- **TASK REQUIREMENTS**
Look through the lines and report how many include the word "zaměstnanosti", giving nothing but the number.

━━━━━━

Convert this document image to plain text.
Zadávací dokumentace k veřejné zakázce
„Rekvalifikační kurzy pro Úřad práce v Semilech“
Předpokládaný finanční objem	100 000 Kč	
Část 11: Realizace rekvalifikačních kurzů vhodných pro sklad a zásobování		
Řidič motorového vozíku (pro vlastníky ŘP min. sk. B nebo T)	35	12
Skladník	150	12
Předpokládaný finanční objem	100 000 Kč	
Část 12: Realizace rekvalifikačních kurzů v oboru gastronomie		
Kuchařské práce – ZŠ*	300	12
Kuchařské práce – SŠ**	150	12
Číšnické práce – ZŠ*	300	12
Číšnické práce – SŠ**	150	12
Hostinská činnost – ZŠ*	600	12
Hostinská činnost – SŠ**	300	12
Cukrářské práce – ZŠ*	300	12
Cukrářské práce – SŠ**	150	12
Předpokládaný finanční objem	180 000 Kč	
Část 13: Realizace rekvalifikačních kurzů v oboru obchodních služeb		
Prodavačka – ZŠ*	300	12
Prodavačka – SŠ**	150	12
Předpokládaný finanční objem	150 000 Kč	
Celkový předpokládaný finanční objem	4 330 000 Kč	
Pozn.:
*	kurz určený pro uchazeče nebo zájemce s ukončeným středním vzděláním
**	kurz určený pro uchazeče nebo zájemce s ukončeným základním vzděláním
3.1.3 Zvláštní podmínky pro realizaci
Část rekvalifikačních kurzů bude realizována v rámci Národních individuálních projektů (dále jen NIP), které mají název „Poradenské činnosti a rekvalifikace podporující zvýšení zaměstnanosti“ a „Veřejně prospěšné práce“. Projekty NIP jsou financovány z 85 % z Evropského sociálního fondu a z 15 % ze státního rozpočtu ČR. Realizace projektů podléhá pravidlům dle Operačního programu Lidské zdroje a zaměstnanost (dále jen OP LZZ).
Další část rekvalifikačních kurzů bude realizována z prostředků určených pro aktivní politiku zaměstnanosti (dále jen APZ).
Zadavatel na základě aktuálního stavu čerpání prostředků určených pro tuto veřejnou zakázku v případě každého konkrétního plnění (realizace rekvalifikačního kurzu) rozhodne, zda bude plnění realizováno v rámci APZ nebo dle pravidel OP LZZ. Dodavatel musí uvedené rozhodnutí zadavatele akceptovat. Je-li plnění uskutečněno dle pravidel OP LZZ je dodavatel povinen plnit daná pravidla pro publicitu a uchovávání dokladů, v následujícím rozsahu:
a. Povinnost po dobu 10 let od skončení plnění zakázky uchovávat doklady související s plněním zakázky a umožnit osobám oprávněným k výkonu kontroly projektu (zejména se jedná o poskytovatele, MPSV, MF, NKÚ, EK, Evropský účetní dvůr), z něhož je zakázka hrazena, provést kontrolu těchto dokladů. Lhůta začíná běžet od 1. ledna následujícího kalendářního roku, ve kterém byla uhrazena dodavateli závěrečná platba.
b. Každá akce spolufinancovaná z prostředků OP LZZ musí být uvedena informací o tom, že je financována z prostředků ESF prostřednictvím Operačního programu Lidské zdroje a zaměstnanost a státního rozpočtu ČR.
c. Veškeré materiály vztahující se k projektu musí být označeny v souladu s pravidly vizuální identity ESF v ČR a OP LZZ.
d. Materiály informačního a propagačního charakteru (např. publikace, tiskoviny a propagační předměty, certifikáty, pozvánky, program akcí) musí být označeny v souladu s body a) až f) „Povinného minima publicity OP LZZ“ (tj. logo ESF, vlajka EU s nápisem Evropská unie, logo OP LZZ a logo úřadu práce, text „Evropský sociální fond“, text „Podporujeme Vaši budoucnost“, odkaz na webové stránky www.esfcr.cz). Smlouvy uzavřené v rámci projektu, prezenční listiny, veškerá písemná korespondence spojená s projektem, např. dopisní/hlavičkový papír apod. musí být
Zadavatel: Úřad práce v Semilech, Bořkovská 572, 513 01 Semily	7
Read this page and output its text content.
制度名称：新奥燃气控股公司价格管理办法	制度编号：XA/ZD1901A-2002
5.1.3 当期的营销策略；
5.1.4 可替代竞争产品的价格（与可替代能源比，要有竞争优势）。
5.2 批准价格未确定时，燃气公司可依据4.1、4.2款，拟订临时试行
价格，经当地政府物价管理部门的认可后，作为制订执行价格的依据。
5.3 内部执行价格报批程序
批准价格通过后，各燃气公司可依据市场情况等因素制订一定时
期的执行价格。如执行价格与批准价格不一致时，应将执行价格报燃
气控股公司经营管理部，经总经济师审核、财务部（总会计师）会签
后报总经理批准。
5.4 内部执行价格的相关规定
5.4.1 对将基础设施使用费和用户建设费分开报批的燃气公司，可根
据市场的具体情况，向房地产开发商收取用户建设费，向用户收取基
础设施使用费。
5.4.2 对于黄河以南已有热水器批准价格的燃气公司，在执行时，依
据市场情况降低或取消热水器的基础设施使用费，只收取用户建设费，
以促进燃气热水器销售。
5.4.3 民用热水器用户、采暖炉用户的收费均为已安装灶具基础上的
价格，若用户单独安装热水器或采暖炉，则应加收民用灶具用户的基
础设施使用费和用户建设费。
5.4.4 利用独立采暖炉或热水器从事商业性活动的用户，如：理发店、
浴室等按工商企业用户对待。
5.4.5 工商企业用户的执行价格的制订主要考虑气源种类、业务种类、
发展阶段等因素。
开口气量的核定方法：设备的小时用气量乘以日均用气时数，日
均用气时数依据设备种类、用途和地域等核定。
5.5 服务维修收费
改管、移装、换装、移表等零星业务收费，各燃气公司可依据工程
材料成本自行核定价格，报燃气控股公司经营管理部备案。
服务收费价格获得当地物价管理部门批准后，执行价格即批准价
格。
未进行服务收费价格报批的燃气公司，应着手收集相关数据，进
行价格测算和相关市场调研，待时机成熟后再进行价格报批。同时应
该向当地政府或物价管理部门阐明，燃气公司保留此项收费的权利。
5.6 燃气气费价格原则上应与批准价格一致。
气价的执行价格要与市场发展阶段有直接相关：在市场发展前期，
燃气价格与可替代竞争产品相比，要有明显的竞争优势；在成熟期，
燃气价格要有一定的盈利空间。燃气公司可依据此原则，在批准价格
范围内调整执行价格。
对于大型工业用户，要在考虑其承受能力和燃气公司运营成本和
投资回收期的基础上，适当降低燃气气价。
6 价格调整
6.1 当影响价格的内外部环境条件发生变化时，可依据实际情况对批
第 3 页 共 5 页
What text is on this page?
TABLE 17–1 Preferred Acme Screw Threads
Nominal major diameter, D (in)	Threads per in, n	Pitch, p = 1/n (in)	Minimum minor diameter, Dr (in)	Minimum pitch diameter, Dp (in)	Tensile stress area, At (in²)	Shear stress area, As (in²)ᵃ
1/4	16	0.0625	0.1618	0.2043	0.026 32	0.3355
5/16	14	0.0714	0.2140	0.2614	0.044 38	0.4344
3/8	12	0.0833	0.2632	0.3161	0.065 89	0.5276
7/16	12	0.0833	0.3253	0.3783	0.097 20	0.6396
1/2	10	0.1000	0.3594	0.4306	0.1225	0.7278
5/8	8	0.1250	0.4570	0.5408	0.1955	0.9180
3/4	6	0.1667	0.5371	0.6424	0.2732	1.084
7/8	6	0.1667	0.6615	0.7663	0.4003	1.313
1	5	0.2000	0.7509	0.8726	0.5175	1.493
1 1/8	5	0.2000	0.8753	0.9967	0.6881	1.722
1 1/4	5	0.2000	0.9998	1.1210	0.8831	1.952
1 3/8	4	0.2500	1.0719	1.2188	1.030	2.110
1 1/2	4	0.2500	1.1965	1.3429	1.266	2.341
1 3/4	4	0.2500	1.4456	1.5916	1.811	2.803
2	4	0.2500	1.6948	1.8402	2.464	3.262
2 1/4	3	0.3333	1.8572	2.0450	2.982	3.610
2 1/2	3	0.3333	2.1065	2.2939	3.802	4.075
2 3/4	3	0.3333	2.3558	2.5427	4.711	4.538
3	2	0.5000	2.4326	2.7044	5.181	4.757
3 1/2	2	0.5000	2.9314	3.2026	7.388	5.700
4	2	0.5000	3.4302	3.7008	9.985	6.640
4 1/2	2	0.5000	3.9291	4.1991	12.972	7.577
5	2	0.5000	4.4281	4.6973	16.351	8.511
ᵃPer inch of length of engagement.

━━━━━━

- **RESPONSE FOR THIS EXERCISE**
2